**Your task**
Gather all lines from the material that contain "natural".

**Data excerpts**
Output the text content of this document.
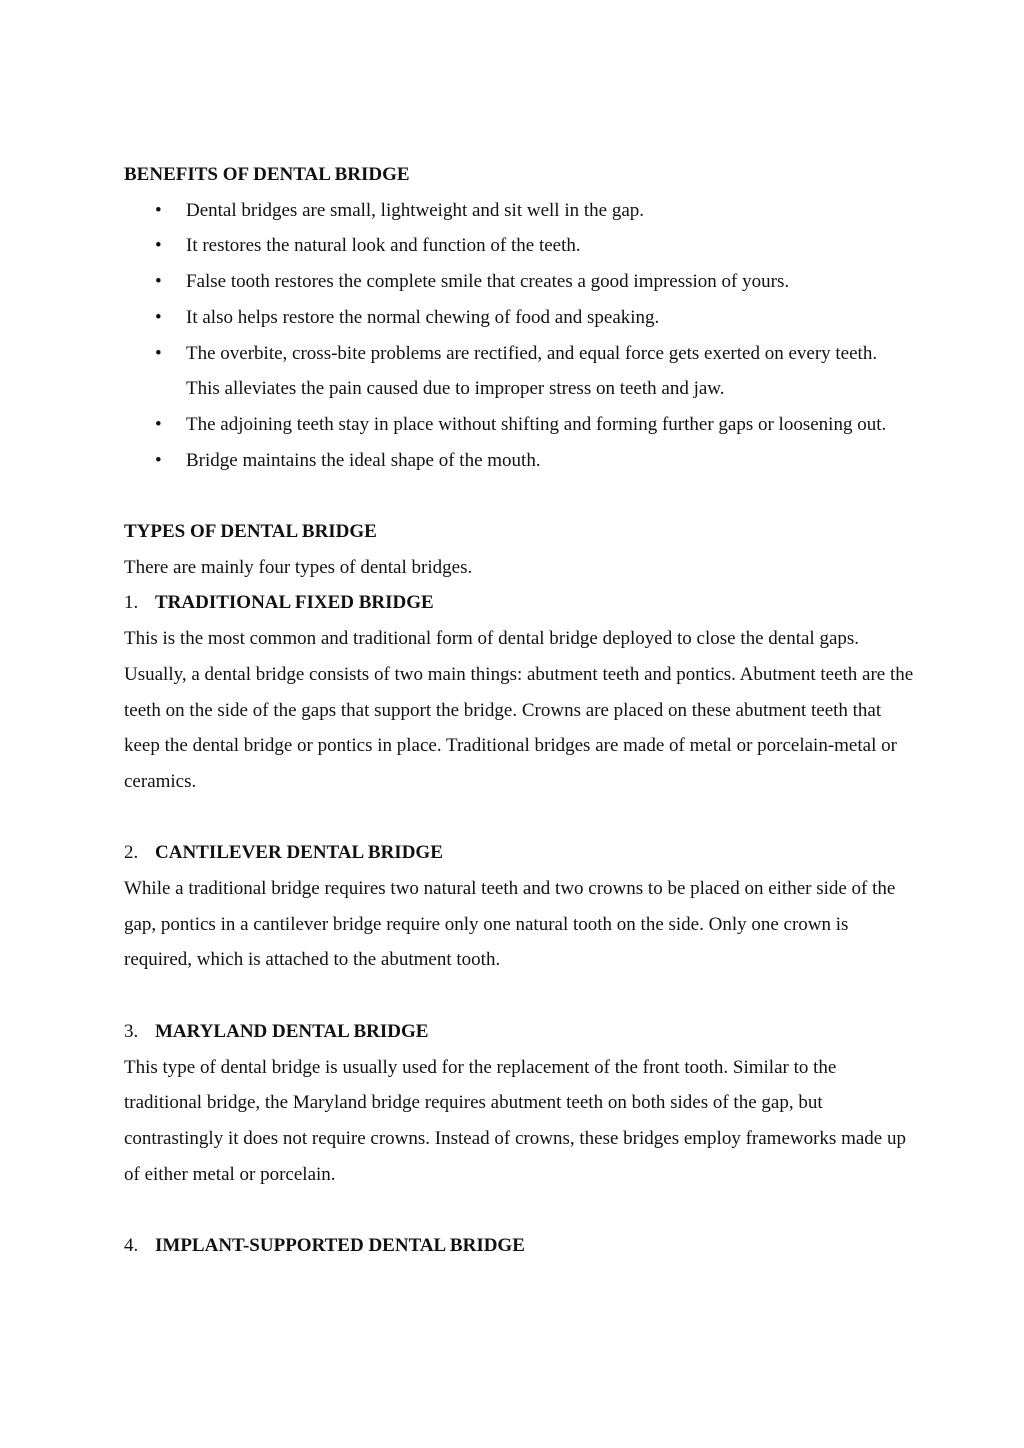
BENEFITS OF DENTAL BRIDGE

• Dental bridges are small, lightweight and sit well in the gap.
• It restores the natural look and function of the teeth.
• False tooth restores the complete smile that creates a good impression of yours.
• It also helps restore the normal chewing of food and speaking.
• The overbite, cross-bite problems are rectified, and equal force gets exerted on every teeth. This alleviates the pain caused due to improper stress on teeth and jaw.
• The adjoining teeth stay in place without shifting and forming further gaps or loosening out.
• Bridge maintains the ideal shape of the mouth.

TYPES OF DENTAL BRIDGE

There are mainly four types of dental bridges.

1. TRADITIONAL FIXED BRIDGE

This is the most common and traditional form of dental bridge deployed to close the dental gaps. Usually, a dental bridge consists of two main things: abutment teeth and pontics. Abutment teeth are the teeth on the side of the gaps that support the bridge. Crowns are placed on these abutment teeth that keep the dental bridge or pontics in place. Traditional bridges are made of metal or porcelain-metal or ceramics.

2. CANTILEVER DENTAL BRIDGE

While a traditional bridge requires two natural teeth and two crowns to be placed on either side of the gap, pontics in a cantilever bridge require only one natural tooth on the side. Only one crown is required, which is attached to the abutment tooth.

3. MARYLAND DENTAL BRIDGE

This type of dental bridge is usually used for the replacement of the front tooth. Similar to the traditional bridge, the Maryland bridge requires abutment teeth on both sides of the gap, but contrastingly it does not require crowns. Instead of crowns, these bridges employ frameworks made up of either metal or porcelain.

4. IMPLANT-SUPPORTED DENTAL BRIDGE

**Complete output**
• It restores the natural look and function of the teeth.
While a traditional bridge requires two natural teeth and two crowns to be placed on either side of the gap, pontics in a cantilever bridge require only one natural tooth on the side. Only one crown is required, which is attached to the abutment tooth.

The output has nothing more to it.